Begin Supplied data

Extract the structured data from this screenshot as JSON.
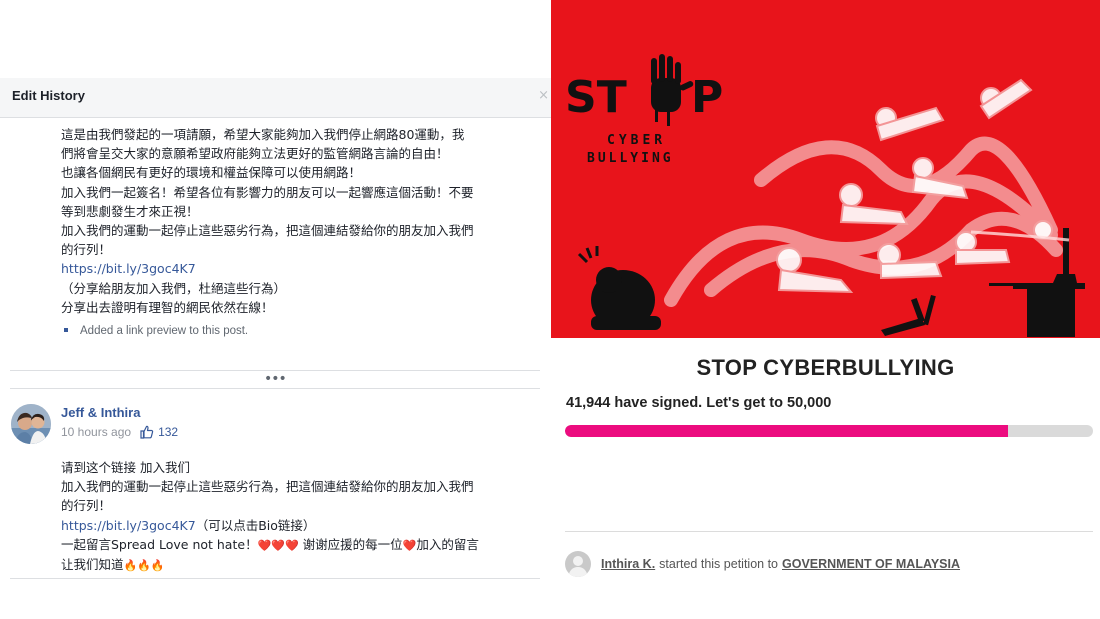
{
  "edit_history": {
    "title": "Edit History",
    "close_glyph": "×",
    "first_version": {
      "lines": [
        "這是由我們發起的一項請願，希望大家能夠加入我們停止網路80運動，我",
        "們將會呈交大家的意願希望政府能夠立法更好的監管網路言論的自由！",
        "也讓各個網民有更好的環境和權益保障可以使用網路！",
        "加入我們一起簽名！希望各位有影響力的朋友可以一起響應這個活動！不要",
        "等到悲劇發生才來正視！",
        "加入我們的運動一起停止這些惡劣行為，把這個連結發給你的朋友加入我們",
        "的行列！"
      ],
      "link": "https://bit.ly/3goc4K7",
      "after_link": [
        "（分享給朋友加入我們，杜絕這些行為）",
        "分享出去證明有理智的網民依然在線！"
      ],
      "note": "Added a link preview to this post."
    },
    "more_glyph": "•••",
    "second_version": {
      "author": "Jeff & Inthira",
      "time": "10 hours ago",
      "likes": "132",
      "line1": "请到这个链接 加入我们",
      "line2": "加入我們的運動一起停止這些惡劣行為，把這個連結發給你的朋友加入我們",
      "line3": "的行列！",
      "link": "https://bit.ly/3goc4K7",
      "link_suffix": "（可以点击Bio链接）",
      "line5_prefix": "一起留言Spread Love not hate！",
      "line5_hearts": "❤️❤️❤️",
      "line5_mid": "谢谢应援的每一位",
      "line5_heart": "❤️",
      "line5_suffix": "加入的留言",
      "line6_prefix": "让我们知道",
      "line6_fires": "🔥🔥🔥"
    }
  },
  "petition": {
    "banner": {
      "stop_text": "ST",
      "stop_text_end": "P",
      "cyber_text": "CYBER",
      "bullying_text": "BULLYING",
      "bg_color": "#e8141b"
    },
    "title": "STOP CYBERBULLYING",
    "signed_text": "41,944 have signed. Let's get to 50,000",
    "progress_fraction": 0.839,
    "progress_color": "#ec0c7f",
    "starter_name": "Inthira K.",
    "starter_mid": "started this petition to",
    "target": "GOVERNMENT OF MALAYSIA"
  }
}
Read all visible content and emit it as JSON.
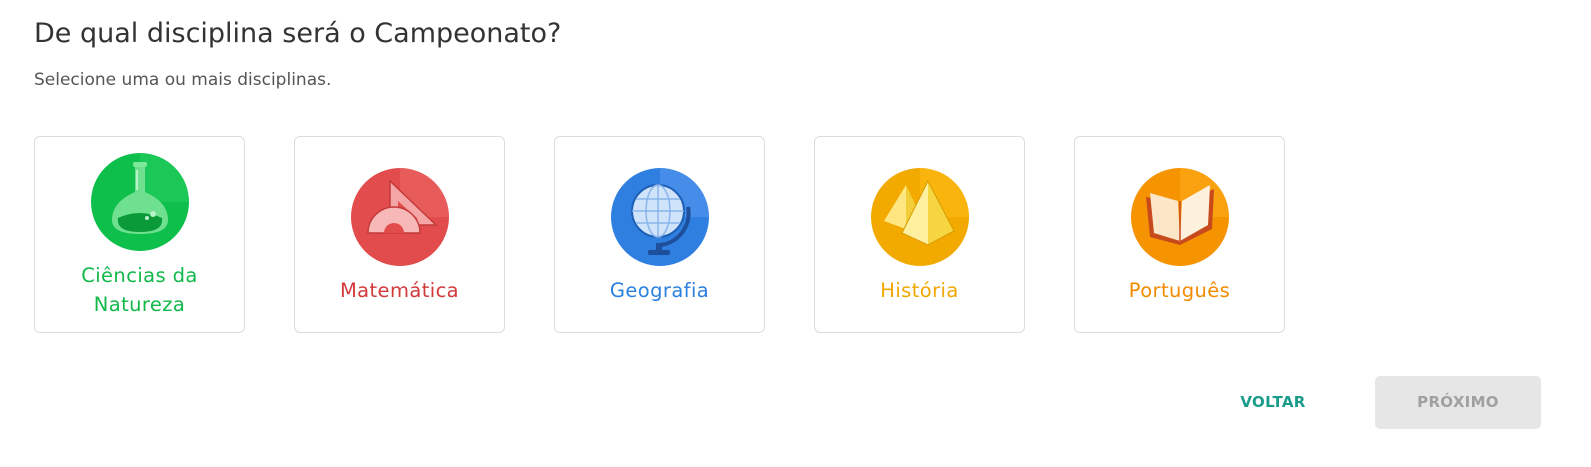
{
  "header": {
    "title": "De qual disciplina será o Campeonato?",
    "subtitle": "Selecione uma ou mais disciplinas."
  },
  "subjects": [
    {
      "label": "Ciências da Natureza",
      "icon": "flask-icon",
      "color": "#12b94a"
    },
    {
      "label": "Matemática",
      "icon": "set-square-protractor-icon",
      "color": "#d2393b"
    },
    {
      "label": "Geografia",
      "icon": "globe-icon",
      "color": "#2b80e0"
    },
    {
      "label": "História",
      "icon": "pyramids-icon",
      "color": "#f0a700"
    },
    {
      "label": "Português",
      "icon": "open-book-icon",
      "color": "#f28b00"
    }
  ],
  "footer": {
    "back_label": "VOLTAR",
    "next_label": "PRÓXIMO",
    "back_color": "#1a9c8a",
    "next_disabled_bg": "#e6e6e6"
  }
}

End Supplied data

Your task.
The entries above should be reproduced exactly, without their pictures.

Correct output.
Extract the structured data from this screenshot as JSON.
{
  "edit_history": {
    "title": "Edit History",
    "close_glyph": "×",
    "first_version": {
      "lines": [
        "這是由我們發起的一項請願，希望大家能夠加入我們停止網路80運動，我",
        "們將會呈交大家的意願希望政府能夠立法更好的監管網路言論的自由！",
        "也讓各個網民有更好的環境和權益保障可以使用網路！",
        "加入我們一起簽名！希望各位有影響力的朋友可以一起響應這個活動！不要",
        "等到悲劇發生才來正視！",
        "加入我們的運動一起停止這些惡劣行為，把這個連結發給你的朋友加入我們",
        "的行列！"
      ],
      "link": "https://bit.ly/3goc4K7",
      "after_link": [
        "（分享給朋友加入我們，杜絕這些行為）",
        "分享出去證明有理智的網民依然在線！"
      ],
      "note": "Added a link preview to this post."
    },
    "more_glyph": "•••",
    "second_version": {
      "author": "Jeff & Inthira",
      "time": "10 hours ago",
      "likes": "132",
      "line1": "请到这个链接 加入我们",
      "line2": "加入我們的運動一起停止這些惡劣行為，把這個連結發給你的朋友加入我們",
      "line3": "的行列！",
      "link": "https://bit.ly/3goc4K7",
      "link_suffix": "（可以点击Bio链接）",
      "line5_prefix": "一起留言Spread Love not hate！",
      "line5_hearts": "❤️❤️❤️",
      "line5_mid": "谢谢应援的每一位",
      "line5_heart": "❤️",
      "line5_suffix": "加入的留言",
      "line6_prefix": "让我们知道",
      "line6_fires": "🔥🔥🔥"
    }
  },
  "petition": {
    "banner": {
      "stop_text": "ST",
      "stop_text_end": "P",
      "cyber_text": "CYBER",
      "bullying_text": "BULLYING",
      "bg_color": "#e8141b"
    },
    "title": "STOP CYBERBULLYING",
    "signed_text": "41,944 have signed. Let's get to 50,000",
    "progress_fraction": 0.839,
    "progress_color": "#ec0c7f",
    "starter_name": "Inthira K.",
    "starter_mid": "started this petition to",
    "target": "GOVERNMENT OF MALAYSIA"
  }
}
Read all visible content and emit it as JSON.
{
  "header": {
    "title": "De qual disciplina será o Campeonato?",
    "subtitle": "Selecione uma ou mais disciplinas."
  },
  "subjects": [
    {
      "label": "Ciências da Natureza",
      "icon": "flask-icon",
      "color": "#12b94a"
    },
    {
      "label": "Matemática",
      "icon": "set-square-protractor-icon",
      "color": "#d2393b"
    },
    {
      "label": "Geografia",
      "icon": "globe-icon",
      "color": "#2b80e0"
    },
    {
      "label": "História",
      "icon": "pyramids-icon",
      "color": "#f0a700"
    },
    {
      "label": "Português",
      "icon": "open-book-icon",
      "color": "#f28b00"
    }
  ],
  "footer": {
    "back_label": "VOLTAR",
    "next_label": "PRÓXIMO",
    "back_color": "#1a9c8a",
    "next_disabled_bg": "#e6e6e6"
  }
}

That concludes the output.